[Task goal] Can you write out the whole listing exactly?
------ Material to process
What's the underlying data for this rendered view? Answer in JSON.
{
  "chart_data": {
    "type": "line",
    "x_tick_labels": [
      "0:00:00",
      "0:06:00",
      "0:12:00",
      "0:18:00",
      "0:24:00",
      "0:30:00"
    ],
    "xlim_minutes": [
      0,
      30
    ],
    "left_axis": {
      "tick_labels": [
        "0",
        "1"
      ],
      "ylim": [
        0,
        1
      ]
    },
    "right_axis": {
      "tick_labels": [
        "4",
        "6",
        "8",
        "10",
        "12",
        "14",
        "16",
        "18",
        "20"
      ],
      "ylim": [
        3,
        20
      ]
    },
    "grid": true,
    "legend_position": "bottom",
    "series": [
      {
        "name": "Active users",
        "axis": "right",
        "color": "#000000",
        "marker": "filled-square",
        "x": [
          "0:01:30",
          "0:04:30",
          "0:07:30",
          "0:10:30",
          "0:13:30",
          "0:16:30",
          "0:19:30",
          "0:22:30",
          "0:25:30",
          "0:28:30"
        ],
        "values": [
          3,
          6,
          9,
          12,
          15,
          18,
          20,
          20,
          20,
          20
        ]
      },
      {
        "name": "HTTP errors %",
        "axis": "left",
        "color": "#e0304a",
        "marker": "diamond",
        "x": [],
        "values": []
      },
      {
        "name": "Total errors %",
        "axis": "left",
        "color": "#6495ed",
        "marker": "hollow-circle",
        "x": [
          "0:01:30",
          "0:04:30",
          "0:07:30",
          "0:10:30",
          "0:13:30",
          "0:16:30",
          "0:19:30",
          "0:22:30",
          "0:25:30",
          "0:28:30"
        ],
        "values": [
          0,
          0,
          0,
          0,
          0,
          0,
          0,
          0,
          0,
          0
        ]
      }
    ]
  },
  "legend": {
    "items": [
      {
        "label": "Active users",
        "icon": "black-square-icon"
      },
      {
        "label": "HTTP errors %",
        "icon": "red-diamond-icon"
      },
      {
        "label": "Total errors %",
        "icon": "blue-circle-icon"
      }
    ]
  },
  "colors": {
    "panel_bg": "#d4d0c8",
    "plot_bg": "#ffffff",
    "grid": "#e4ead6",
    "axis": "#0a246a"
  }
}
------------
[Finished task]
What's the underlying data for this rendered view? Answer in JSON.
{
  "chart_data": {
    "type": "line",
    "x_tick_labels": [
      "0:00:00",
      "0:06:00",
      "0:12:00",
      "0:18:00",
      "0:24:00",
      "0:30:00"
    ],
    "xlim_minutes": [
      0,
      30
    ],
    "left_axis": {
      "tick_labels": [
        "0",
        "1"
      ],
      "ylim": [
        0,
        1
      ]
    },
    "right_axis": {
      "tick_labels": [
        "4",
        "6",
        "8",
        "10",
        "12",
        "14",
        "16",
        "18",
        "20"
      ],
      "ylim": [
        3,
        20
      ]
    },
    "grid": true,
    "legend_position": "bottom",
    "series": [
      {
        "name": "Active users",
        "axis": "right",
        "color": "#000000",
        "marker": "filled-square",
        "x": [
          "0:01:30",
          "0:04:30",
          "0:07:30",
          "0:10:30",
          "0:13:30",
          "0:16:30",
          "0:19:30",
          "0:22:30",
          "0:25:30",
          "0:28:30"
        ],
        "values": [
          3,
          6,
          9,
          12,
          15,
          18,
          20,
          20,
          20,
          20
        ]
      },
      {
        "name": "HTTP errors %",
        "axis": "left",
        "color": "#e0304a",
        "marker": "diamond",
        "x": [],
        "values": []
      },
      {
        "name": "Total errors %",
        "axis": "left",
        "color": "#6495ed",
        "marker": "hollow-circle",
        "x": [
          "0:01:30",
          "0:04:30",
          "0:07:30",
          "0:10:30",
          "0:13:30",
          "0:16:30",
          "0:19:30",
          "0:22:30",
          "0:25:30",
          "0:28:30"
        ],
        "values": [
          0,
          0,
          0,
          0,
          0,
          0,
          0,
          0,
          0,
          0
        ]
      }
    ]
  },
  "legend": {
    "items": [
      {
        "label": "Active users",
        "icon": "black-square-icon"
      },
      {
        "label": "HTTP errors %",
        "icon": "red-diamond-icon"
      },
      {
        "label": "Total errors %",
        "icon": "blue-circle-icon"
      }
    ]
  },
  "colors": {
    "panel_bg": "#d4d0c8",
    "plot_bg": "#ffffff",
    "grid": "#e4ead6",
    "axis": "#0a246a"
  }
}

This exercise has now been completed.